# Instruction:
Type out the records that follow, exactly as given.

# Data:
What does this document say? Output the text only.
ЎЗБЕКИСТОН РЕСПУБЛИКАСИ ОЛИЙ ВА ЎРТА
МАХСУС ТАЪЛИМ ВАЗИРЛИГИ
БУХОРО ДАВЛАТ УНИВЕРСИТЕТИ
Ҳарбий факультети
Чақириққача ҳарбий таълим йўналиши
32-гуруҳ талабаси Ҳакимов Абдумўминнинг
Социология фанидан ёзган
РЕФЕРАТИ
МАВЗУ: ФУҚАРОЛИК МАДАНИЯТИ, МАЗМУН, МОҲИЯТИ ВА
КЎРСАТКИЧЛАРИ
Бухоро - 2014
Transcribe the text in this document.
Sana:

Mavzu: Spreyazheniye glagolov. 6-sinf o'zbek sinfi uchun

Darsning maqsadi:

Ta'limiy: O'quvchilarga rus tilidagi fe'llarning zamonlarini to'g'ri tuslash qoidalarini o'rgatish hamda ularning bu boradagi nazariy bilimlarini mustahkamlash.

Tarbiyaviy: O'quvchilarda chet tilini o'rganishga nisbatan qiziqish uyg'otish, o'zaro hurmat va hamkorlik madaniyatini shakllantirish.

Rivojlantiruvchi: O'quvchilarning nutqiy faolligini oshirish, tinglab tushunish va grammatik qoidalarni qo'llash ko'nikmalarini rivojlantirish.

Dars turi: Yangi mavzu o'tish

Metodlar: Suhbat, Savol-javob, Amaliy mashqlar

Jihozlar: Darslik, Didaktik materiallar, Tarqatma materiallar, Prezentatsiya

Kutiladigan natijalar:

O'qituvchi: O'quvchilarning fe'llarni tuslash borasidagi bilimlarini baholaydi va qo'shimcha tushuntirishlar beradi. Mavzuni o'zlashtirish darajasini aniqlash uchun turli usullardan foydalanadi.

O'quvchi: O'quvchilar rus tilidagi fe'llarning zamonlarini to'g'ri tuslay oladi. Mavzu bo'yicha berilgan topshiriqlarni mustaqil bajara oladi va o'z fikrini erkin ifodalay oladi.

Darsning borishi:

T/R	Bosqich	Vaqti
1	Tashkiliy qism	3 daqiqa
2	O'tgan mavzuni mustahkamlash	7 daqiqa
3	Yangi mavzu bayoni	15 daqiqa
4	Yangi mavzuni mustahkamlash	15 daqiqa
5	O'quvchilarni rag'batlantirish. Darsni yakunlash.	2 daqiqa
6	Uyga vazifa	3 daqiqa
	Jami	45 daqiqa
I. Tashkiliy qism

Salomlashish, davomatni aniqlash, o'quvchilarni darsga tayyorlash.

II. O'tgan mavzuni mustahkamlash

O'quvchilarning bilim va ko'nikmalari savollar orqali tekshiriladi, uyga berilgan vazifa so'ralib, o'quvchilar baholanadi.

# Solution below:
What does this document say? Output the text only.
ЎЗБЕКИСТОН РЕСПУБЛИКАСИ ОЛИЙ ВА ЎРТА
МАХСУС ТАЪЛИМ ВАЗИРЛИГИ
БУХОРО ДАВЛАТ УНИВЕРСИТЕТИ
Ҳарбий факультети
Чақириққача ҳарбий таълим йўналиши
32-гуруҳ талабаси Ҳакимов Абдумўминнинг
Социология фанидан ёзган
РЕФЕРАТИ
МАВЗУ: ФУҚАРОЛИК МАДАНИЯТИ, МАЗМУН, МОҲИЯТИ ВА
КЎРСАТКИЧЛАРИ
Бухоро - 2014
Transcribe the text in this document.
Sana:

Mavzu: Spreyazheniye glagolov. 6-sinf o'zbek sinfi uchun

Darsning maqsadi:

Ta'limiy: O'quvchilarga rus tilidagi fe'llarning zamonlarini to'g'ri tuslash qoidalarini o'rgatish hamda ularning bu boradagi nazariy bilimlarini mustahkamlash.

Tarbiyaviy: O'quvchilarda chet tilini o'rganishga nisbatan qiziqish uyg'otish, o'zaro hurmat va hamkorlik madaniyatini shakllantirish.

Rivojlantiruvchi: O'quvchilarning nutqiy faolligini oshirish, tinglab tushunish va grammatik qoidalarni qo'llash ko'nikmalarini rivojlantirish.

Dars turi: Yangi mavzu o'tish

Metodlar: Suhbat, Savol-javob, Amaliy mashqlar

Jihozlar: Darslik, Didaktik materiallar, Tarqatma materiallar, Prezentatsiya

Kutiladigan natijalar:

O'qituvchi: O'quvchilarning fe'llarni tuslash borasidagi bilimlarini baholaydi va qo'shimcha tushuntirishlar beradi. Mavzuni o'zlashtirish darajasini aniqlash uchun turli usullardan foydalanadi.

O'quvchi: O'quvchilar rus tilidagi fe'llarning zamonlarini to'g'ri tuslay oladi. Mavzu bo'yicha berilgan topshiriqlarni mustaqil bajara oladi va o'z fikrini erkin ifodalay oladi.

Darsning borishi:

T/R	Bosqich	Vaqti
1	Tashkiliy qism	3 daqiqa
2	O'tgan mavzuni mustahkamlash	7 daqiqa
3	Yangi mavzu bayoni	15 daqiqa
4	Yangi mavzuni mustahkamlash	15 daqiqa
5	O'quvchilarni rag'batlantirish. Darsni yakunlash.	2 daqiqa
6	Uyga vazifa	3 daqiqa
	Jami	45 daqiqa
I. Tashkiliy qism

Salomlashish, davomatni aniqlash, o'quvchilarni darsga tayyorlash.

II. O'tgan mavzuni mustahkamlash

O'quvchilarning bilim va ko'nikmalari savollar orqali tekshiriladi, uyga berilgan vazifa so'ralib, o'quvchilar baholanadi.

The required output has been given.